### Source material
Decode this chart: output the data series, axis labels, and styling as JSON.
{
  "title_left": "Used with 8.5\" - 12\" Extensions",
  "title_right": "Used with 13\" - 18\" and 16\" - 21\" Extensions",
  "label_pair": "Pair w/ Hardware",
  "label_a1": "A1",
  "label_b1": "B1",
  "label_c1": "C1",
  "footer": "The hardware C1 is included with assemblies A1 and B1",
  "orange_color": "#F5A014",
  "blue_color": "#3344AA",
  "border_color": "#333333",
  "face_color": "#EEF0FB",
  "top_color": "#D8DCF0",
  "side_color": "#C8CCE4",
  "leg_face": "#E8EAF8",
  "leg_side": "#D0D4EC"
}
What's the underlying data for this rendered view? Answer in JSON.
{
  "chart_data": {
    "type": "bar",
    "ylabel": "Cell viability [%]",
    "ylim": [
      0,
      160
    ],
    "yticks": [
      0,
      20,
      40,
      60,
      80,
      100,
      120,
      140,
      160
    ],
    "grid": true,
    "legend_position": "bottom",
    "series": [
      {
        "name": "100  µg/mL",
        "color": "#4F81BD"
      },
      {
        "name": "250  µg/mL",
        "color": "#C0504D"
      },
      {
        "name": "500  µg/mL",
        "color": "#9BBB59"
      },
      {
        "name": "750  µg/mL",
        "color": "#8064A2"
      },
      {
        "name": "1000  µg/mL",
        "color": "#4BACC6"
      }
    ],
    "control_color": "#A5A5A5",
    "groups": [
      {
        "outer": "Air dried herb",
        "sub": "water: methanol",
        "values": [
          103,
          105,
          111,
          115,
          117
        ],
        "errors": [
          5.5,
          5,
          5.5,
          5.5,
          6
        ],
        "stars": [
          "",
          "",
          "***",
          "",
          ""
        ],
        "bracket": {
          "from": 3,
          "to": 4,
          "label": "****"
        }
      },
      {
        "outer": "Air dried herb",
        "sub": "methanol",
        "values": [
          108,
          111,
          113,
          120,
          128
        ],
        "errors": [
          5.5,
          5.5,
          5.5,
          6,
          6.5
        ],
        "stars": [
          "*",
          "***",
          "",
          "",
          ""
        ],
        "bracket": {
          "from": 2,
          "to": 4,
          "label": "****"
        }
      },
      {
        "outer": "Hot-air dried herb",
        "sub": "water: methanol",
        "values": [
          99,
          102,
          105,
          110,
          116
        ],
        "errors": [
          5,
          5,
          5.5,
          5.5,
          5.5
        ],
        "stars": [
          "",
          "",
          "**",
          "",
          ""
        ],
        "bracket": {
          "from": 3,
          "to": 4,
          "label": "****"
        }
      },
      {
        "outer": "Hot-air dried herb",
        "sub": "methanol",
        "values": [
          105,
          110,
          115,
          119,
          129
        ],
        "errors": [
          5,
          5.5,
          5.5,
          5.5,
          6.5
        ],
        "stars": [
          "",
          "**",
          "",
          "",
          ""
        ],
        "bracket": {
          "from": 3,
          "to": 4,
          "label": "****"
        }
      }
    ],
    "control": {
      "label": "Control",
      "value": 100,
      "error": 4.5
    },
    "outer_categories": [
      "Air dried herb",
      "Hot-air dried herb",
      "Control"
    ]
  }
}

### Task instructions
Transcribe every entry exactly, omitting nothing.

### Completed task
Decode this chart: output the data series, axis labels, and styling as JSON.
{
  "title_left": "Used with 8.5\" - 12\" Extensions",
  "title_right": "Used with 13\" - 18\" and 16\" - 21\" Extensions",
  "label_pair": "Pair w/ Hardware",
  "label_a1": "A1",
  "label_b1": "B1",
  "label_c1": "C1",
  "footer": "The hardware C1 is included with assemblies A1 and B1",
  "orange_color": "#F5A014",
  "blue_color": "#3344AA",
  "border_color": "#333333",
  "face_color": "#EEF0FB",
  "top_color": "#D8DCF0",
  "side_color": "#C8CCE4",
  "leg_face": "#E8EAF8",
  "leg_side": "#D0D4EC"
}
What's the underlying data for this rendered view? Answer in JSON.
{
  "chart_data": {
    "type": "bar",
    "ylabel": "Cell viability [%]",
    "ylim": [
      0,
      160
    ],
    "yticks": [
      0,
      20,
      40,
      60,
      80,
      100,
      120,
      140,
      160
    ],
    "grid": true,
    "legend_position": "bottom",
    "series": [
      {
        "name": "100  µg/mL",
        "color": "#4F81BD"
      },
      {
        "name": "250  µg/mL",
        "color": "#C0504D"
      },
      {
        "name": "500  µg/mL",
        "color": "#9BBB59"
      },
      {
        "name": "750  µg/mL",
        "color": "#8064A2"
      },
      {
        "name": "1000  µg/mL",
        "color": "#4BACC6"
      }
    ],
    "control_color": "#A5A5A5",
    "groups": [
      {
        "outer": "Air dried herb",
        "sub": "water: methanol",
        "values": [
          103,
          105,
          111,
          115,
          117
        ],
        "errors": [
          5.5,
          5,
          5.5,
          5.5,
          6
        ],
        "stars": [
          "",
          "",
          "***",
          "",
          ""
        ],
        "bracket": {
          "from": 3,
          "to": 4,
          "label": "****"
        }
      },
      {
        "outer": "Air dried herb",
        "sub": "methanol",
        "values": [
          108,
          111,
          113,
          120,
          128
        ],
        "errors": [
          5.5,
          5.5,
          5.5,
          6,
          6.5
        ],
        "stars": [
          "*",
          "***",
          "",
          "",
          ""
        ],
        "bracket": {
          "from": 2,
          "to": 4,
          "label": "****"
        }
      },
      {
        "outer": "Hot-air dried herb",
        "sub": "water: methanol",
        "values": [
          99,
          102,
          105,
          110,
          116
        ],
        "errors": [
          5,
          5,
          5.5,
          5.5,
          5.5
        ],
        "stars": [
          "",
          "",
          "**",
          "",
          ""
        ],
        "bracket": {
          "from": 3,
          "to": 4,
          "label": "****"
        }
      },
      {
        "outer": "Hot-air dried herb",
        "sub": "methanol",
        "values": [
          105,
          110,
          115,
          119,
          129
        ],
        "errors": [
          5,
          5.5,
          5.5,
          5.5,
          6.5
        ],
        "stars": [
          "",
          "**",
          "",
          "",
          ""
        ],
        "bracket": {
          "from": 3,
          "to": 4,
          "label": "****"
        }
      }
    ],
    "control": {
      "label": "Control",
      "value": 100,
      "error": 4.5
    },
    "outer_categories": [
      "Air dried herb",
      "Hot-air dried herb",
      "Control"
    ]
  }
}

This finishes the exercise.